* [Problem statement]: All of the records below must be output exactly, with no pictures carried over.

* [A block of data]:
§ §
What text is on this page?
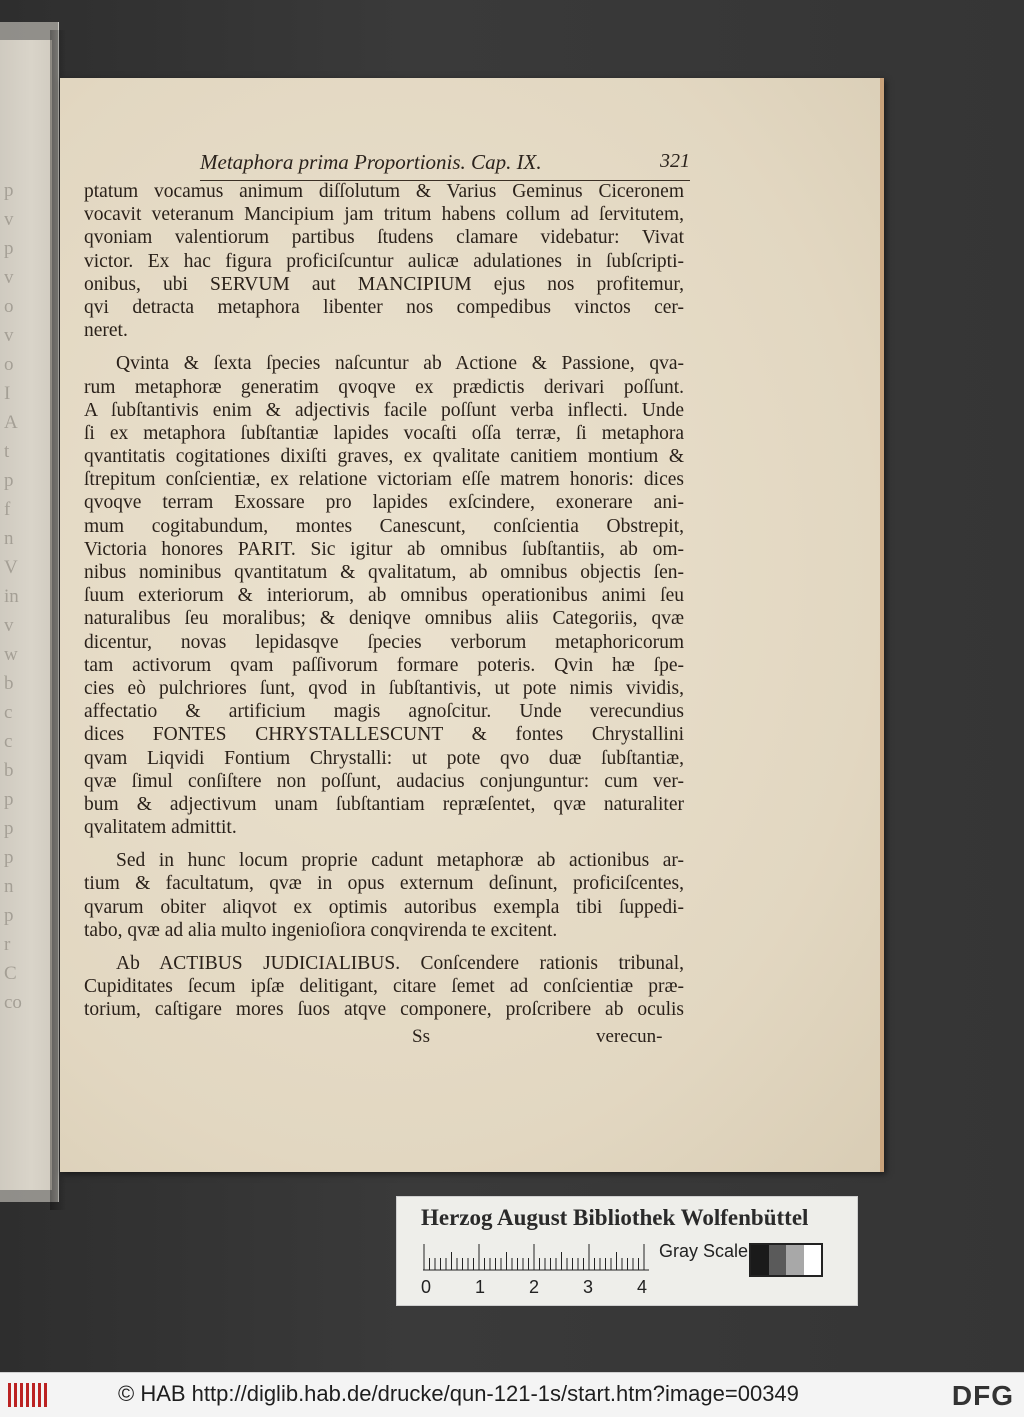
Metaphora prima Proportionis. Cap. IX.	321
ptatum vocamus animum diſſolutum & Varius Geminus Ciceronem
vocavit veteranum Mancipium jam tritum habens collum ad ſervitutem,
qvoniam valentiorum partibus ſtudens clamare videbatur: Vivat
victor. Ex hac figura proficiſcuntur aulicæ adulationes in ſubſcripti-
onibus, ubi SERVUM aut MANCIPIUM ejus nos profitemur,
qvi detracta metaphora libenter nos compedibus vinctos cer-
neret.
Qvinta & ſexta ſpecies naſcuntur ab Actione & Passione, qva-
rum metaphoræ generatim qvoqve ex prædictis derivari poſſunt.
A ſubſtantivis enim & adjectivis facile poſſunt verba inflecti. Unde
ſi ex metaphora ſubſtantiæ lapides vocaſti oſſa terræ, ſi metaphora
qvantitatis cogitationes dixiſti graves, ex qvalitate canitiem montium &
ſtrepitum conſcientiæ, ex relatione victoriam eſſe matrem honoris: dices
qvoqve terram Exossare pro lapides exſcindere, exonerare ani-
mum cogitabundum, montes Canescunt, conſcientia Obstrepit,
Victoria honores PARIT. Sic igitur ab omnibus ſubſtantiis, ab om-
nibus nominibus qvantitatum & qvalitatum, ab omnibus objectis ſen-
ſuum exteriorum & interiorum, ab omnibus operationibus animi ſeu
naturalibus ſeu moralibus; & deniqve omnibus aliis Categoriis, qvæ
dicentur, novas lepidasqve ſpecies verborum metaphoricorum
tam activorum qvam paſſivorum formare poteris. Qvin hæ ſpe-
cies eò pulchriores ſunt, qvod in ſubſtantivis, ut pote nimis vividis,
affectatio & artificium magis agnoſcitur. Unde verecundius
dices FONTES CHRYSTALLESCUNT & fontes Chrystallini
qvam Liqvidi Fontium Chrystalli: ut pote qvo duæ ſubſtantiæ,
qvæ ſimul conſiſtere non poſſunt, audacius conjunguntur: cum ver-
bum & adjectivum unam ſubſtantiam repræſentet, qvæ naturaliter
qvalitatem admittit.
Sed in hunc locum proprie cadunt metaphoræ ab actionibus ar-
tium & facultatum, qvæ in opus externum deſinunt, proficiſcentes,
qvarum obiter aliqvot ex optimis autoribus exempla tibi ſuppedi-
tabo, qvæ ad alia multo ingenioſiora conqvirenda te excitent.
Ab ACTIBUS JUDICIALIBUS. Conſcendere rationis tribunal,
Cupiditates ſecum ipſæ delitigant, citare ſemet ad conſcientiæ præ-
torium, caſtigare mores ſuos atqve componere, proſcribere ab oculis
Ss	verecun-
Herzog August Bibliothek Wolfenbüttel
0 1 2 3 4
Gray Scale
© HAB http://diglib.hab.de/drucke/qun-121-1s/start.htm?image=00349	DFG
§ §
* [Task response]:
What text is on this page?
Metaphora prima Proportionis. Cap. IX.	321
ptatum vocamus animum diſſolutum & Varius Geminus Ciceronem
vocavit veteranum Mancipium jam tritum habens collum ad ſervitutem,
qvoniam valentiorum partibus ſtudens clamare videbatur: Vivat
victor. Ex hac figura proficiſcuntur aulicæ adulationes in ſubſcripti-
onibus, ubi SERVUM aut MANCIPIUM ejus nos profitemur,
qvi detracta metaphora libenter nos compedibus vinctos cer-
neret.
Qvinta & ſexta ſpecies naſcuntur ab Actione & Passione, qva-
rum metaphoræ generatim qvoqve ex prædictis derivari poſſunt.
A ſubſtantivis enim & adjectivis facile poſſunt verba inflecti. Unde
ſi ex metaphora ſubſtantiæ lapides vocaſti oſſa terræ, ſi metaphora
qvantitatis cogitationes dixiſti graves, ex qvalitate canitiem montium &
ſtrepitum conſcientiæ, ex relatione victoriam eſſe matrem honoris: dices
qvoqve terram Exossare pro lapides exſcindere, exonerare ani-
mum cogitabundum, montes Canescunt, conſcientia Obstrepit,
Victoria honores PARIT. Sic igitur ab omnibus ſubſtantiis, ab om-
nibus nominibus qvantitatum & qvalitatum, ab omnibus objectis ſen-
ſuum exteriorum & interiorum, ab omnibus operationibus animi ſeu
naturalibus ſeu moralibus; & deniqve omnibus aliis Categoriis, qvæ
dicentur, novas lepidasqve ſpecies verborum metaphoricorum
tam activorum qvam paſſivorum formare poteris. Qvin hæ ſpe-
cies eò pulchriores ſunt, qvod in ſubſtantivis, ut pote nimis vividis,
affectatio & artificium magis agnoſcitur. Unde verecundius
dices FONTES CHRYSTALLESCUNT & fontes Chrystallini
qvam Liqvidi Fontium Chrystalli: ut pote qvo duæ ſubſtantiæ,
qvæ ſimul conſiſtere non poſſunt, audacius conjunguntur: cum ver-
bum & adjectivum unam ſubſtantiam repræſentet, qvæ naturaliter
qvalitatem admittit.
Sed in hunc locum proprie cadunt metaphoræ ab actionibus ar-
tium & facultatum, qvæ in opus externum deſinunt, proficiſcentes,
qvarum obiter aliqvot ex optimis autoribus exempla tibi ſuppedi-
tabo, qvæ ad alia multo ingenioſiora conqvirenda te excitent.
Ab ACTIBUS JUDICIALIBUS. Conſcendere rationis tribunal,
Cupiditates ſecum ipſæ delitigant, citare ſemet ad conſcientiæ præ-
torium, caſtigare mores ſuos atqve componere, proſcribere ab oculis
Ss	verecun-
Herzog August Bibliothek Wolfenbüttel
0 1 2 3 4
Gray Scale
© HAB http://diglib.hab.de/drucke/qun-121-1s/start.htm?image=00349	DFG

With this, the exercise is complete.